> [What you need to do]:
[1] In the passage about Joseph, what does it say Joseph would have done had he lived today?
[2] Carry on the passage about Joseph, picking up after its final sentence.

> [Supplied text]:
◇ ◇ ◇

Joseph was a good man. He was righteous before God and his community. He was wise, caring, compassionate. If there had been romance novels 2000 years ago, Joseph was the kind of man after whom the novelists would model their male protagonists. He was honorable, just, and considerate, even to someone he thought had wronged him. After all, in our time, it would be a very rare man who would respect his ex and care enough about her to protect her reputation even after she supposedly cheated on him. There are videos all over the Internet with men who shame the women they previously claimed to love. Yeah, the man has been hurt, but that’s no reason for him to scream her infidelities to everyone with an Internet connection. Had he lived today, Joseph would have turned off his computer, put away his phone, and gone to his lawyer with as little fuss as possible. And once the deed was done, once Mary had been set aside with as little fanfare as he could manage, once the pain of betrayal had left his heart, maybe Joseph could have made a wonderful spouse for some other lucky woman.

◇ ◇ ◇

> [Supplied records]:
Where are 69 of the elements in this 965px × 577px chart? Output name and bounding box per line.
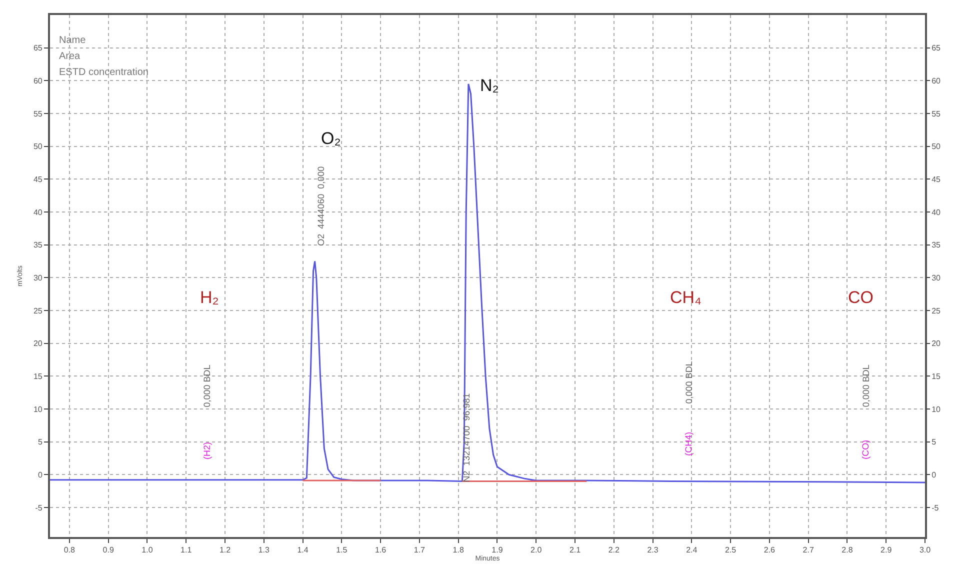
y-tick-label: 20: [33, 339, 43, 348]
annotation: (CO): [860, 440, 871, 460]
x-tick-label: 1.2: [219, 546, 232, 555]
x-tick-label: 2.2: [608, 546, 620, 555]
x-tick-label: 2.0: [530, 546, 542, 555]
annotation: (H2): [202, 442, 212, 460]
y-tick-label: 15: [33, 372, 43, 381]
y2-tick-label: 40: [932, 208, 942, 217]
y2-tick-label: 35: [932, 240, 942, 250]
y-tick-label: 65: [33, 44, 43, 53]
annotation: CO: [848, 288, 874, 307]
x-tick-label: 2.8: [842, 546, 854, 555]
y2-tick-label: 5: [932, 438, 937, 447]
y-tick-label: 10: [33, 404, 43, 414]
y-tick-label: 35: [33, 240, 43, 250]
y-tick-label: 45: [33, 174, 43, 184]
annotation: CH₄: [670, 288, 702, 307]
annotation: 0,000 BDL: [684, 361, 694, 404]
annotation: ESTD concentration: [59, 67, 148, 78]
annotation: H₂: [200, 288, 219, 307]
y2-tick-label: 20: [932, 339, 942, 348]
y2-tick-label: 10: [932, 404, 942, 414]
y-tick-label: -5: [35, 503, 43, 512]
y-tick-label: 55: [33, 109, 43, 118]
annotation: O₂: [321, 129, 341, 148]
y2-tick-label: 50: [932, 142, 942, 152]
y-tick-label: 30: [33, 273, 43, 282]
x-tick-label: 1.4: [297, 546, 309, 555]
y2-tick-label: -5: [932, 503, 940, 512]
annotation: 0,000 BDL: [202, 364, 212, 408]
annotation: Area: [59, 51, 81, 62]
y-tick-label: 25: [33, 306, 43, 316]
y2-tick-label: 55: [932, 109, 942, 118]
y2-tick-label: 15: [932, 372, 942, 381]
x-tick-label: 1.0: [142, 546, 154, 555]
x-tick-label: 1.3: [258, 546, 270, 555]
annotation: (CH4): [684, 432, 694, 456]
y2-tick-label: 65: [932, 44, 942, 53]
x-tick-label: 2.9: [880, 546, 892, 555]
x-tick-label: 1.6: [374, 546, 387, 555]
x-tick-label: 2.7: [802, 546, 814, 555]
y2-tick-label: 25: [932, 306, 942, 316]
x-tick-label: 2.4: [686, 546, 698, 555]
annotation: N2 13214700 96,981: [462, 393, 472, 482]
annotation: Name: [59, 35, 86, 46]
y2-tick-label: 45: [932, 174, 942, 184]
x-tick-label: 1.5: [336, 546, 348, 555]
x-tick-label: 2.3: [647, 546, 659, 555]
annotation: N₂: [480, 76, 499, 95]
y-tick-label: 5: [38, 438, 43, 447]
y2-tick-label: 30: [932, 273, 942, 282]
x-tick-label: 2.5: [724, 546, 737, 555]
x-tick-label: 1.8: [452, 546, 464, 555]
annotation: 0,000 BDL: [860, 364, 871, 408]
annotation: O2 4444060 0,000: [316, 166, 326, 246]
y2-tick-label: 0: [932, 470, 937, 480]
y2-tick-label: 60: [932, 76, 942, 86]
x-tick-label: 0.8: [64, 546, 76, 555]
x-tick-label: 1.1: [180, 546, 192, 555]
x-tick-label: 3.0: [919, 546, 932, 555]
y-tick-label: 0: [38, 470, 43, 480]
x-tick-label: 2.6: [764, 546, 776, 555]
y-tick-label: 40: [33, 208, 43, 217]
x-tick-label: 2.1: [569, 546, 582, 555]
y-tick-label: 50: [33, 142, 43, 152]
x-tick-label: 1.7: [414, 546, 426, 555]
x-tick-label: 1.9: [492, 546, 504, 555]
y-tick-label: 60: [33, 76, 43, 86]
x-tick-label: 0.9: [102, 546, 114, 555]
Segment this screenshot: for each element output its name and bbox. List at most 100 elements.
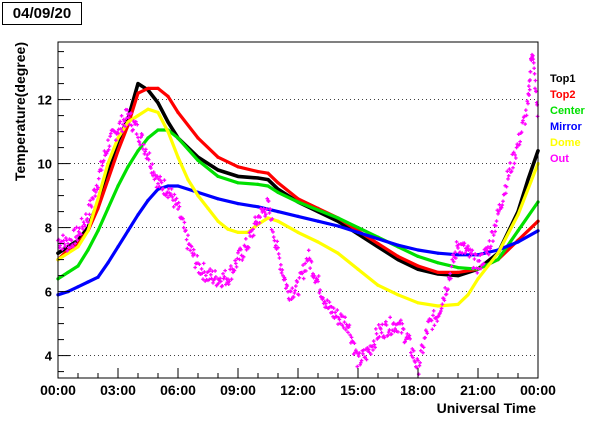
data-point-out — [182, 220, 187, 225]
data-point-out — [289, 289, 293, 294]
data-point-out — [267, 211, 272, 215]
data-point-dome — [436, 304, 440, 308]
data-point-out — [236, 248, 241, 253]
data-point-out — [337, 317, 342, 322]
y-tick-label: 8 — [45, 221, 52, 236]
data-point-out — [301, 276, 306, 281]
data-point-out — [531, 57, 536, 61]
data-point-dome — [76, 245, 80, 249]
data-point-out — [153, 173, 157, 177]
data-point-mirror — [236, 202, 240, 206]
data-point-dome — [476, 277, 480, 281]
data-point-out — [96, 176, 101, 181]
legend-item-dome: Dome — [550, 137, 581, 149]
data-point-dome — [316, 240, 320, 244]
data-point-mirror — [436, 251, 440, 255]
data-point-out — [377, 335, 382, 339]
data-point-out — [454, 256, 458, 260]
data-point-out — [118, 119, 122, 124]
data-point-dome — [196, 194, 200, 198]
data-point-mirror — [146, 198, 150, 202]
data-point-dome — [376, 283, 380, 287]
data-point-out — [293, 288, 297, 293]
data-point-out — [165, 190, 170, 194]
data-point-mirror — [106, 261, 110, 265]
data-point-center — [276, 190, 280, 194]
data-point-out — [342, 320, 347, 324]
data-point-out — [254, 222, 259, 227]
y-axis-label: Temperature(degree) — [12, 42, 28, 181]
data-point-out — [199, 267, 204, 271]
data-point-out — [114, 138, 118, 143]
data-point-out — [184, 237, 189, 242]
data-point-top2 — [166, 94, 170, 98]
data-point-out — [154, 185, 159, 190]
data-point-out — [505, 169, 510, 174]
data-point-out — [234, 261, 238, 266]
data-point-out — [410, 347, 415, 351]
data-point-out — [154, 176, 158, 180]
data-point-center — [86, 248, 90, 252]
data-point-center — [316, 208, 320, 212]
data-point-out — [465, 246, 470, 250]
data-point-out — [446, 287, 450, 291]
data-point-out — [531, 53, 535, 58]
data-point-mirror — [256, 205, 260, 209]
data-point-center — [116, 184, 120, 188]
data-point-out — [263, 214, 267, 218]
data-point-out — [409, 350, 413, 355]
data-point-out — [373, 345, 377, 350]
data-point-out — [508, 161, 512, 165]
data-point-dome — [226, 227, 230, 231]
data-point-out — [89, 205, 94, 209]
data-point-out — [514, 145, 519, 150]
data-point-top2 — [146, 86, 150, 90]
data-point-out — [322, 299, 327, 304]
data-point-dome — [296, 230, 300, 234]
data-point-out — [122, 119, 127, 124]
data-point-out — [347, 323, 352, 327]
data-point-center — [296, 200, 300, 204]
data-point-out — [169, 192, 173, 196]
data-point-top1 — [216, 168, 220, 172]
data-point-out — [151, 173, 155, 178]
x-tick-label: 18:00 — [400, 382, 436, 398]
data-point-dome — [466, 293, 470, 297]
data-point-out — [449, 264, 454, 269]
data-point-out — [159, 180, 164, 185]
data-point-out — [94, 190, 98, 194]
data-point-out — [75, 238, 80, 242]
data-point-out — [264, 212, 268, 217]
data-point-out — [309, 260, 314, 264]
data-point-out — [418, 360, 422, 365]
series-line-top2 — [56, 86, 540, 274]
data-point-out — [86, 220, 90, 224]
data-point-out — [469, 252, 474, 256]
data-point-out — [520, 120, 525, 125]
data-point-out — [527, 93, 531, 97]
x-tick-label: 09:00 — [220, 382, 256, 398]
data-point-out — [227, 279, 232, 284]
data-point-out — [193, 265, 197, 270]
x-tick-label: 06:00 — [160, 382, 196, 398]
data-point-out — [399, 318, 403, 323]
data-point-out — [73, 241, 77, 246]
data-point-out — [509, 169, 514, 174]
data-point-out — [358, 362, 362, 367]
data-point-out — [129, 111, 133, 115]
legend-item-center: Center — [550, 105, 586, 117]
data-point-out — [121, 122, 125, 127]
data-point-top1 — [456, 274, 460, 278]
data-point-out — [430, 327, 435, 332]
data-point-top1 — [396, 258, 400, 262]
data-point-out — [207, 277, 212, 282]
data-point-out — [81, 220, 86, 224]
data-point-out — [303, 261, 307, 266]
data-point-out — [88, 198, 92, 203]
data-point-out — [359, 358, 364, 363]
data-point-center — [216, 174, 220, 178]
data-point-center — [256, 182, 260, 186]
data-point-out — [264, 207, 269, 211]
data-point-out — [524, 108, 528, 112]
data-point-out — [129, 123, 134, 128]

◇ ◇ ◇

> [Results of the tasks]:
[1] He would have turned off his computer, put away his phone, and gone to his lawyer with as little fuss as possible.

[2]
But yes, he still would have gone ahead with the divorce. He was righteous, after all. Though he would grieve to set Mary aside, Joseph had a reputation to maintain, and Mary’s alleged infidelity would have shamed him and destroyed his reputation. The philosophers, not to mention the Scribes and Pharisees, would have approved of this worldly wise decision. This action balanced justice with fairness, righteousness with mercy. And yes, First Century romance novelists would have swooned in their writing workshops to encounter such a man. To do what is right in the eyes of the world seems wise. Look at how hard it is to live as a Christian today. The wise thing is to deny your faith—to bake the cake, to perform the wedding, to live together before marriage, to laugh at the crude joke—rather than risk the scorn of friends and neighbors. That’s the struggle Joseph faced.
And then the angel appeared to him in a dream to intervene. “Do not be afraid, Joseph, son of David.” What the world counted as righteousness, the Lord called fear. The Lord sent His messenger to calm Joseph’s fear, for things were not what they had seemed. The Child was not the product of infidelity on Mary’s part; this Child was from the Holy Spirit. Mary’s virginity and her vow to Joseph remained intact. This Child, thought to be a sign of Mary’s unfaithfulness, was the promised Messiah. Joseph had wisely, in they eyes of the world, decided to set Mary aside; but the angel gave to Joseph God’s foolish option—foolish in the eyes of the world. The Lord sent His angel to give Joseph a better option than he could work out on his own. The circumstances did not change, but this message allowed Joseph to keep his honor before God and still keep his oath to Mary.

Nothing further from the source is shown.